### Written exercise
Make an exact copy of all the entries, but do not reproduce the pictures.

[Records that describe figures]
_ _ _

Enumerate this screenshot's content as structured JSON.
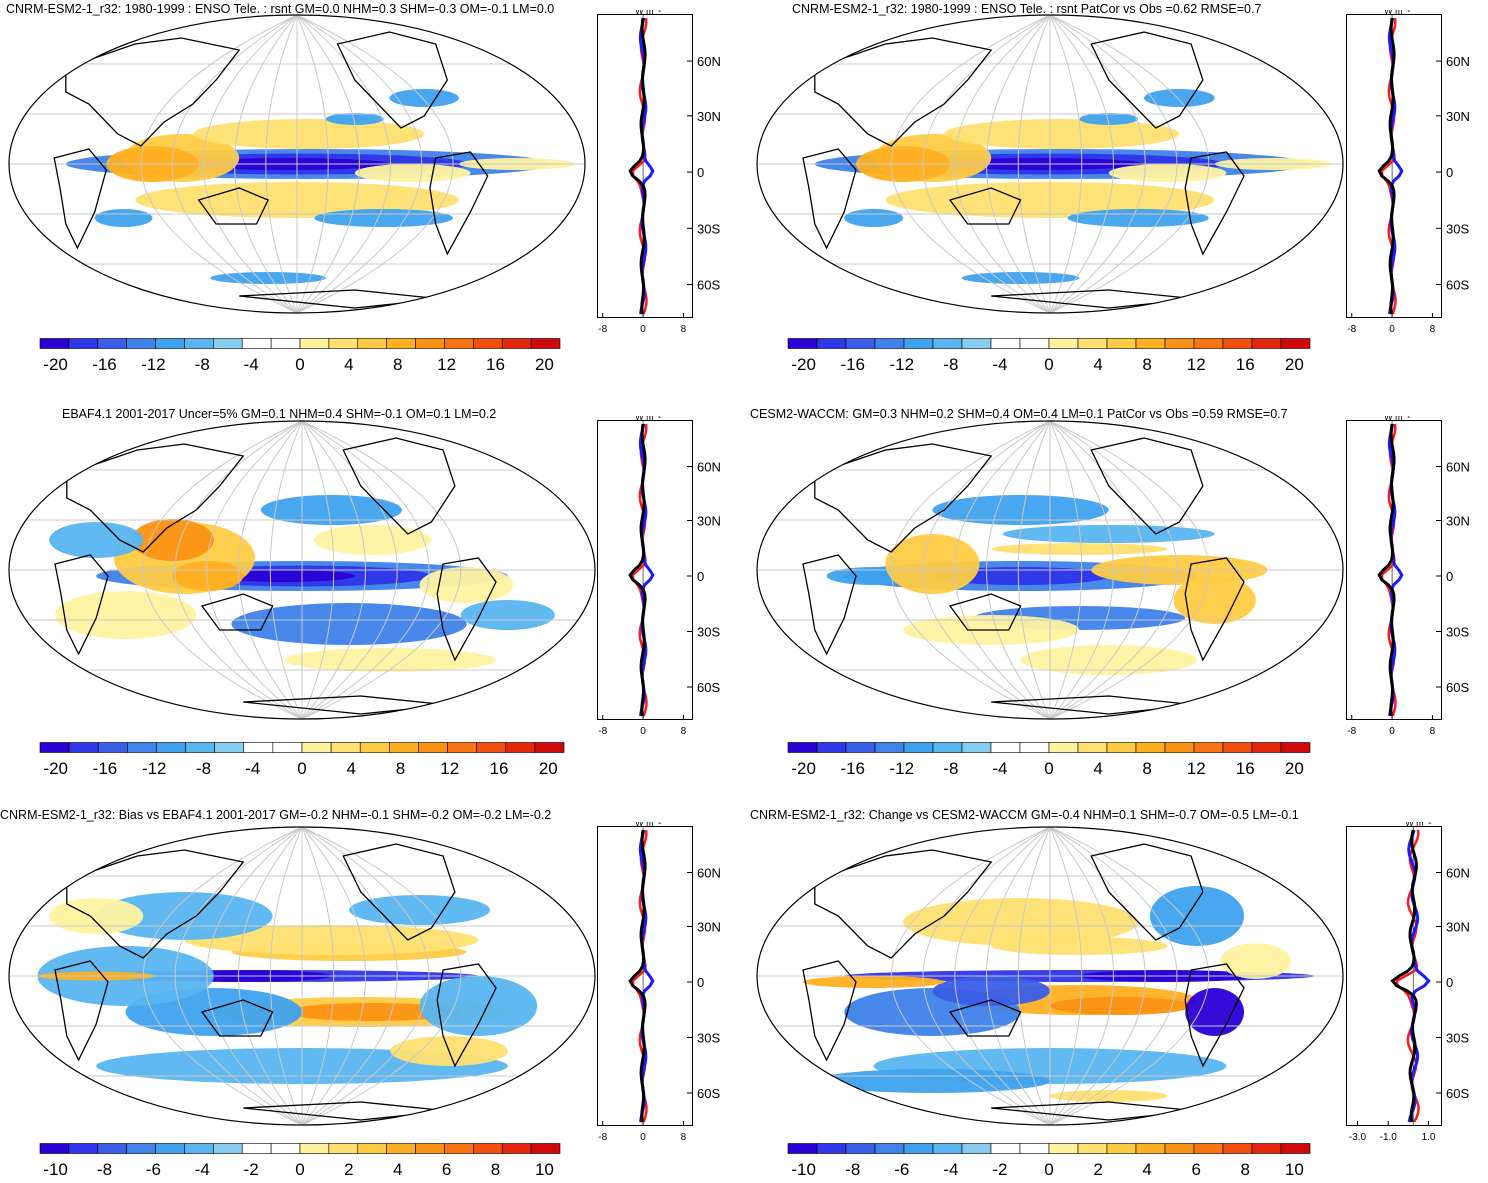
{
  "panels": [
    {
      "title": "CNRM-ESM2-1_r32: 1980-1999 : ENSO Tele. : rsnt GM=0.0 NHM=0.3 SHM=-0.3 OM=-0.1 LM=0.0",
      "colorbar_labels": [
        "-20",
        "-16",
        "-12",
        "-8",
        "-4",
        "0",
        "4",
        "8",
        "12",
        "16",
        "20"
      ],
      "profile_unit": "W m⁻²",
      "profile_xticks": [
        "-8",
        "0",
        "8"
      ],
      "profile_yticks": [
        "60N",
        "30N",
        "0",
        "30S",
        "60S"
      ],
      "pattern": "model"
    },
    {
      "title": "CNRM-ESM2-1_r32: 1980-1999 : ENSO Tele. : rsnt PatCor vs Obs =0.62 RMSE=0.7",
      "colorbar_labels": [
        "-20",
        "-16",
        "-12",
        "-8",
        "-4",
        "0",
        "4",
        "8",
        "12",
        "16",
        "20"
      ],
      "profile_unit": "W m⁻²",
      "profile_xticks": [
        "-8",
        "0",
        "8"
      ],
      "profile_yticks": [
        "60N",
        "30N",
        "0",
        "30S",
        "60S"
      ],
      "pattern": "model"
    },
    {
      "title": "EBAF4.1 2001-2017 Uncer=5% GM=0.1 NHM=0.4 SHM=-0.1 OM=0.1 LM=0.2",
      "colorbar_labels": [
        "-20",
        "-16",
        "-12",
        "-8",
        "-4",
        "0",
        "4",
        "8",
        "12",
        "16",
        "20"
      ],
      "profile_unit": "W m⁻²",
      "profile_xticks": [
        "-8",
        "0",
        "8"
      ],
      "profile_yticks": [
        "60N",
        "30N",
        "0",
        "30S",
        "60S"
      ],
      "pattern": "obs"
    },
    {
      "title": "CESM2-WACCM: GM=0.3 NHM=0.2 SHM=0.4 OM=0.4 LM=0.1 PatCor vs Obs =0.59 RMSE=0.7",
      "colorbar_labels": [
        "-20",
        "-16",
        "-12",
        "-8",
        "-4",
        "0",
        "4",
        "8",
        "12",
        "16",
        "20"
      ],
      "profile_unit": "W m⁻²",
      "profile_xticks": [
        "-8",
        "0",
        "8"
      ],
      "profile_yticks": [
        "60N",
        "30N",
        "0",
        "30S",
        "60S"
      ],
      "pattern": "cesm"
    },
    {
      "title": "CNRM-ESM2-1_r32: Bias vs EBAF4.1 2001-2017 GM=-0.2 NHM=-0.1 SHM=-0.2 OM=-0.2 LM=-0.2",
      "colorbar_labels": [
        "-10",
        "-8",
        "-6",
        "-4",
        "-2",
        "0",
        "2",
        "4",
        "6",
        "8",
        "10"
      ],
      "profile_unit": "W m⁻²",
      "profile_xticks": [
        "-8",
        "0",
        "8"
      ],
      "profile_yticks": [
        "60N",
        "30N",
        "0",
        "30S",
        "60S"
      ],
      "pattern": "bias"
    },
    {
      "title": "CNRM-ESM2-1_r32: Change vs CESM2-WACCM GM=-0.4 NHM=0.1 SHM=-0.7 OM=-0.5 LM=-0.1",
      "colorbar_labels": [
        "-10",
        "-8",
        "-6",
        "-4",
        "-2",
        "0",
        "2",
        "4",
        "6",
        "8",
        "10"
      ],
      "profile_unit": "W m⁻²",
      "profile_xticks": [
        "-3.0",
        "-1.0",
        "1.0"
      ],
      "profile_yticks": [
        "60N",
        "30N",
        "0",
        "30S",
        "60S"
      ],
      "pattern": "change"
    }
  ],
  "colormap": [
    "#2a00d6",
    "#2f35e8",
    "#3a5ee8",
    "#3f82ea",
    "#3ea2ee",
    "#57b5f0",
    "#86cdef",
    "#ffffff",
    "#ffffff",
    "#fff3a0",
    "#ffe070",
    "#ffcb42",
    "#ffb020",
    "#fb9214",
    "#f77410",
    "#f0500c",
    "#e6260a",
    "#d00808"
  ],
  "line_colors": {
    "black": "#000000",
    "red": "#ff1a1a",
    "blue": "#1a1aff"
  }
}
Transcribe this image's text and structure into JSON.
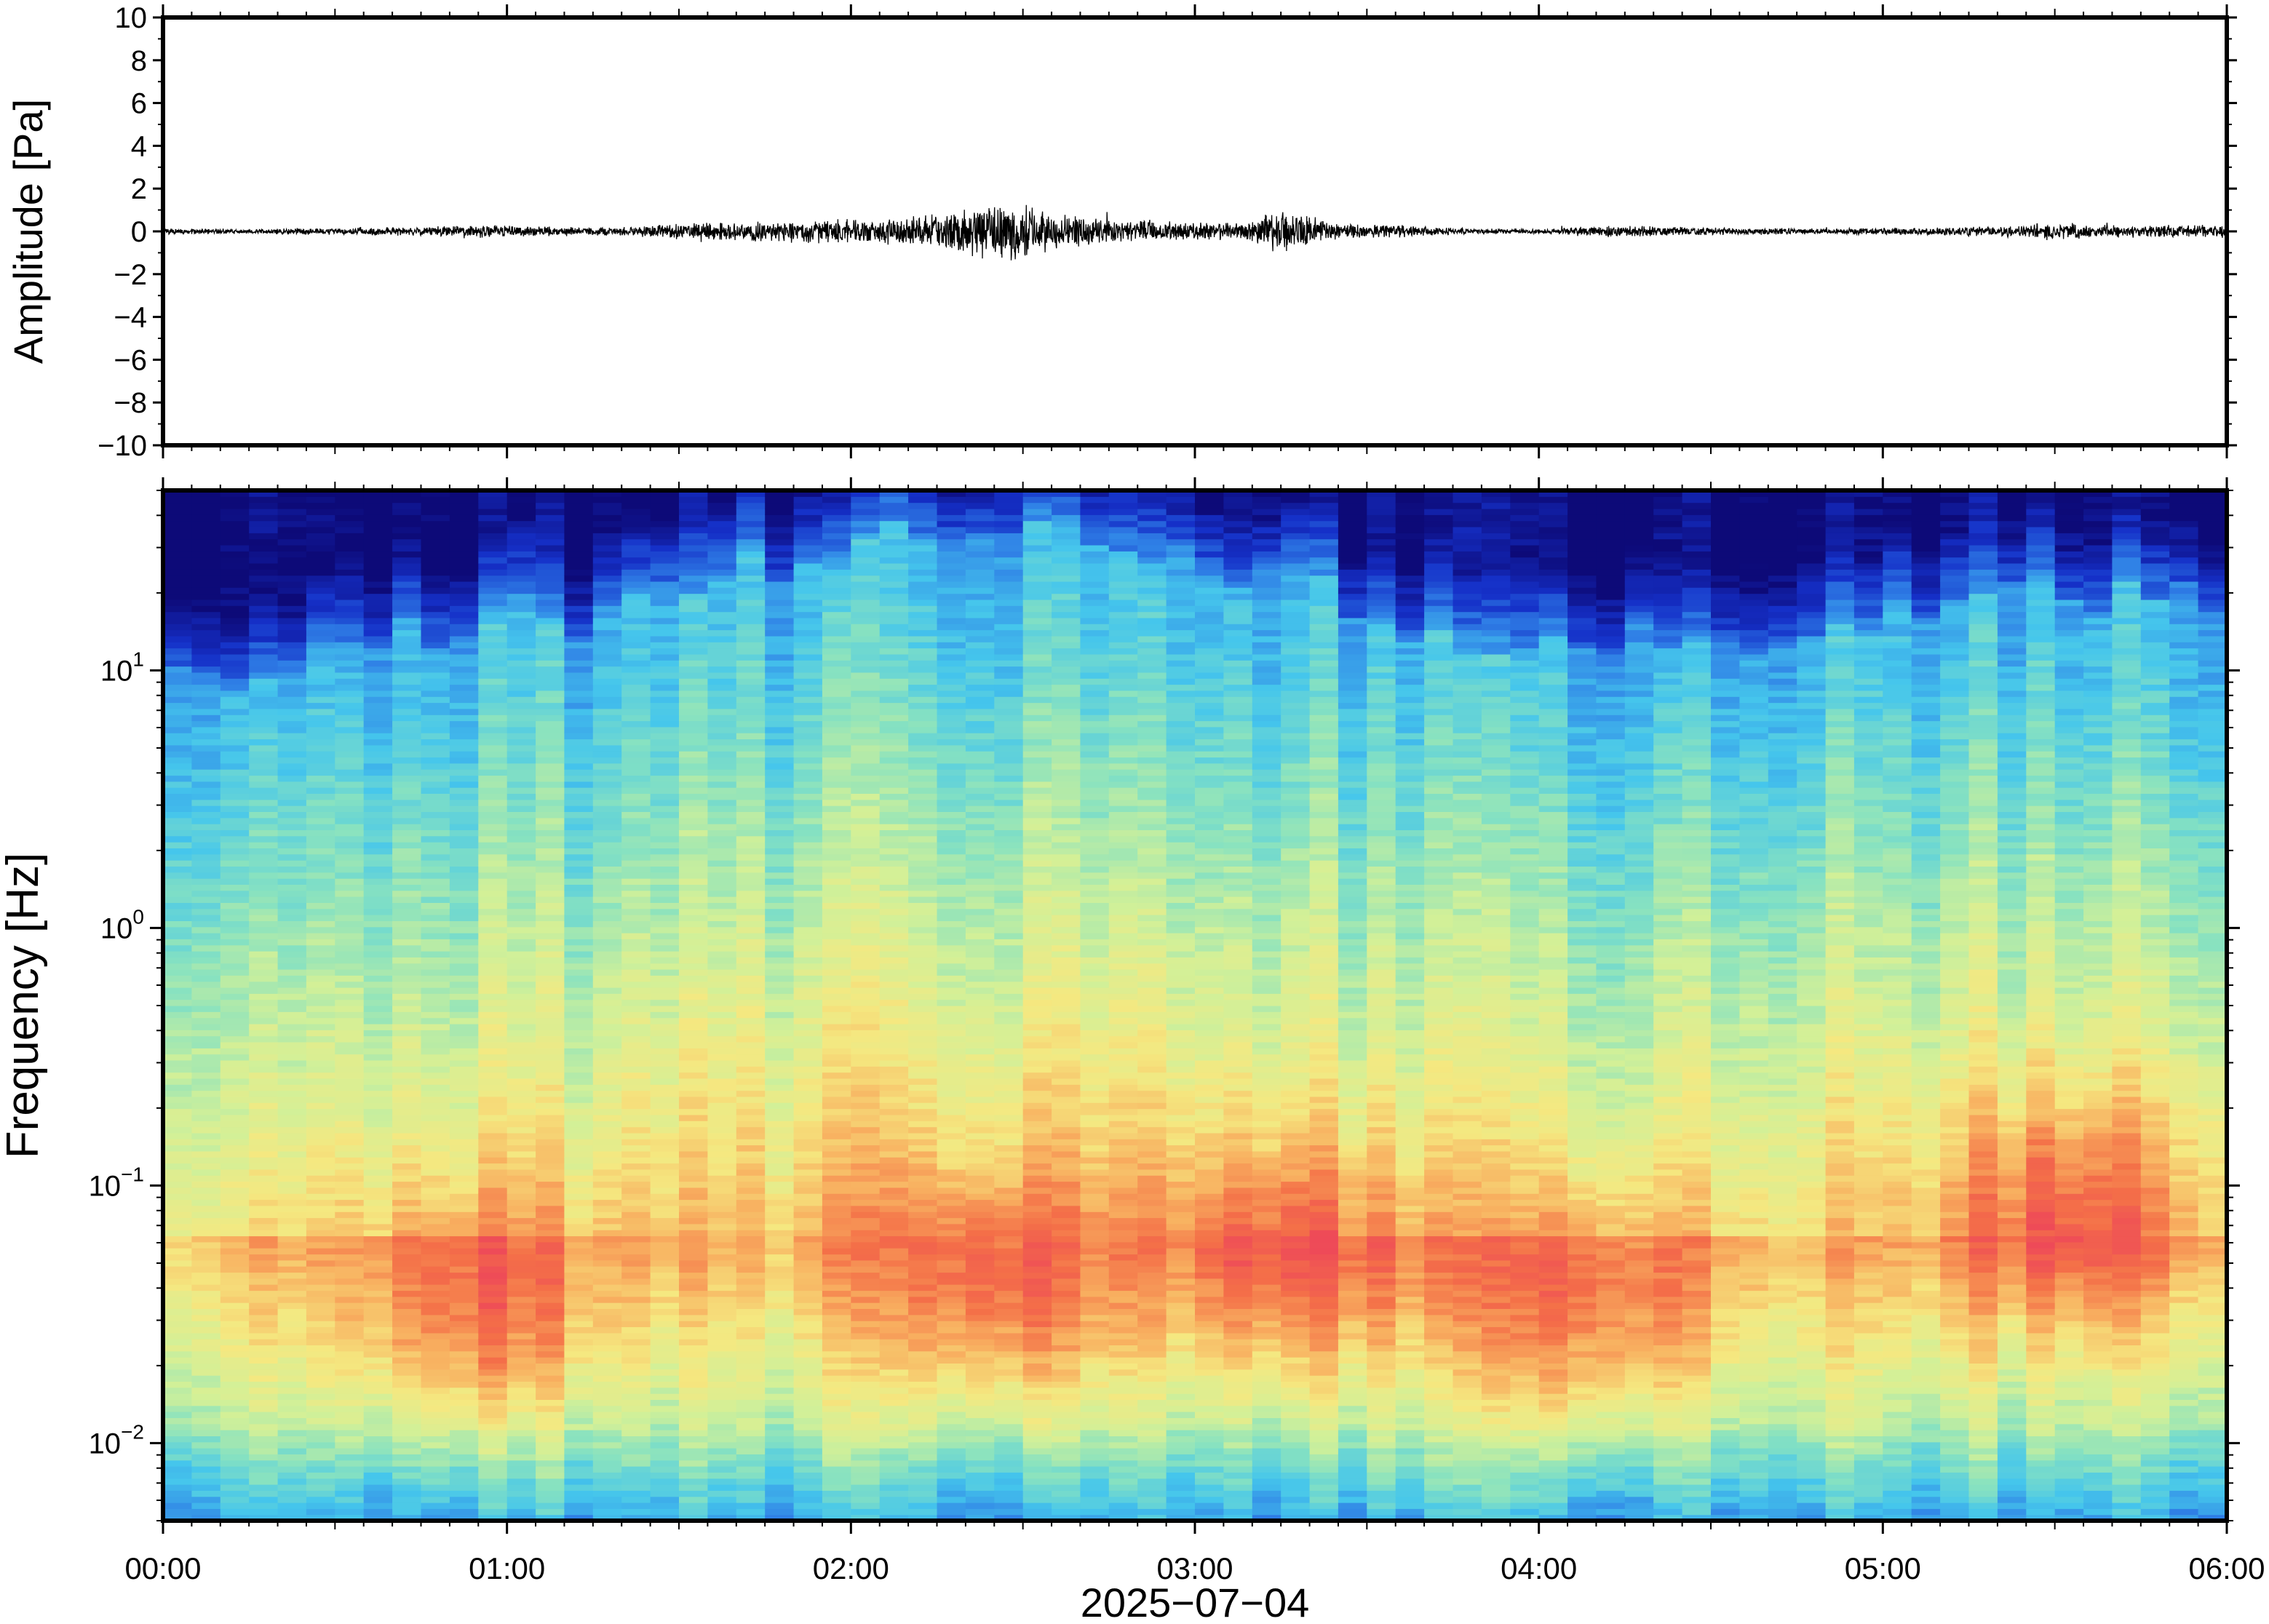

_ _ _

### Solution for this problem
Enumerate this screenshot's content as structured JSON.
{
  "panels": [
    {
      "title": "CNRM-ESM2-1_r32: 1980-1999 : ENSO Tele. : rsnt GM=0.0 NHM=0.3 SHM=-0.3 OM=-0.1 LM=0.0",
      "colorbar_labels": [
        "-20",
        "-16",
        "-12",
        "-8",
        "-4",
        "0",
        "4",
        "8",
        "12",
        "16",
        "20"
      ],
      "profile_unit": "W m⁻²",
      "profile_xticks": [
        "-8",
        "0",
        "8"
      ],
      "profile_yticks": [
        "60N",
        "30N",
        "0",
        "30S",
        "60S"
      ],
      "pattern": "model"
    },
    {
      "title": "CNRM-ESM2-1_r32: 1980-1999 : ENSO Tele. : rsnt PatCor vs Obs =0.62 RMSE=0.7",
      "colorbar_labels": [
        "-20",
        "-16",
        "-12",
        "-8",
        "-4",
        "0",
        "4",
        "8",
        "12",
        "16",
        "20"
      ],
      "profile_unit": "W m⁻²",
      "profile_xticks": [
        "-8",
        "0",
        "8"
      ],
      "profile_yticks": [
        "60N",
        "30N",
        "0",
        "30S",
        "60S"
      ],
      "pattern": "model"
    },
    {
      "title": "EBAF4.1 2001-2017 Uncer=5% GM=0.1 NHM=0.4 SHM=-0.1 OM=0.1 LM=0.2",
      "colorbar_labels": [
        "-20",
        "-16",
        "-12",
        "-8",
        "-4",
        "0",
        "4",
        "8",
        "12",
        "16",
        "20"
      ],
      "profile_unit": "W m⁻²",
      "profile_xticks": [
        "-8",
        "0",
        "8"
      ],
      "profile_yticks": [
        "60N",
        "30N",
        "0",
        "30S",
        "60S"
      ],
      "pattern": "obs"
    },
    {
      "title": "CESM2-WACCM: GM=0.3 NHM=0.2 SHM=0.4 OM=0.4 LM=0.1 PatCor vs Obs =0.59 RMSE=0.7",
      "colorbar_labels": [
        "-20",
        "-16",
        "-12",
        "-8",
        "-4",
        "0",
        "4",
        "8",
        "12",
        "16",
        "20"
      ],
      "profile_unit": "W m⁻²",
      "profile_xticks": [
        "-8",
        "0",
        "8"
      ],
      "profile_yticks": [
        "60N",
        "30N",
        "0",
        "30S",
        "60S"
      ],
      "pattern": "cesm"
    },
    {
      "title": "CNRM-ESM2-1_r32: Bias vs EBAF4.1 2001-2017 GM=-0.2 NHM=-0.1 SHM=-0.2 OM=-0.2 LM=-0.2",
      "colorbar_labels": [
        "-10",
        "-8",
        "-6",
        "-4",
        "-2",
        "0",
        "2",
        "4",
        "6",
        "8",
        "10"
      ],
      "profile_unit": "W m⁻²",
      "profile_xticks": [
        "-8",
        "0",
        "8"
      ],
      "profile_yticks": [
        "60N",
        "30N",
        "0",
        "30S",
        "60S"
      ],
      "pattern": "bias"
    },
    {
      "title": "CNRM-ESM2-1_r32: Change vs CESM2-WACCM GM=-0.4 NHM=0.1 SHM=-0.7 OM=-0.5 LM=-0.1",
      "colorbar_labels": [
        "-10",
        "-8",
        "-6",
        "-4",
        "-2",
        "0",
        "2",
        "4",
        "6",
        "8",
        "10"
      ],
      "profile_unit": "W m⁻²",
      "profile_xticks": [
        "-3.0",
        "-1.0",
        "1.0"
      ],
      "profile_yticks": [
        "60N",
        "30N",
        "0",
        "30S",
        "60S"
      ],
      "pattern": "change"
    }
  ],
  "colormap": [
    "#2a00d6",
    "#2f35e8",
    "#3a5ee8",
    "#3f82ea",
    "#3ea2ee",
    "#57b5f0",
    "#86cdef",
    "#ffffff",
    "#ffffff",
    "#fff3a0",
    "#ffe070",
    "#ffcb42",
    "#ffb020",
    "#fb9214",
    "#f77410",
    "#f0500c",
    "#e6260a",
    "#d00808"
  ],
  "line_colors": {
    "black": "#000000",
    "red": "#ff1a1a",
    "blue": "#1a1aff"
  }
}
Transcribe this image's text and structure into JSON.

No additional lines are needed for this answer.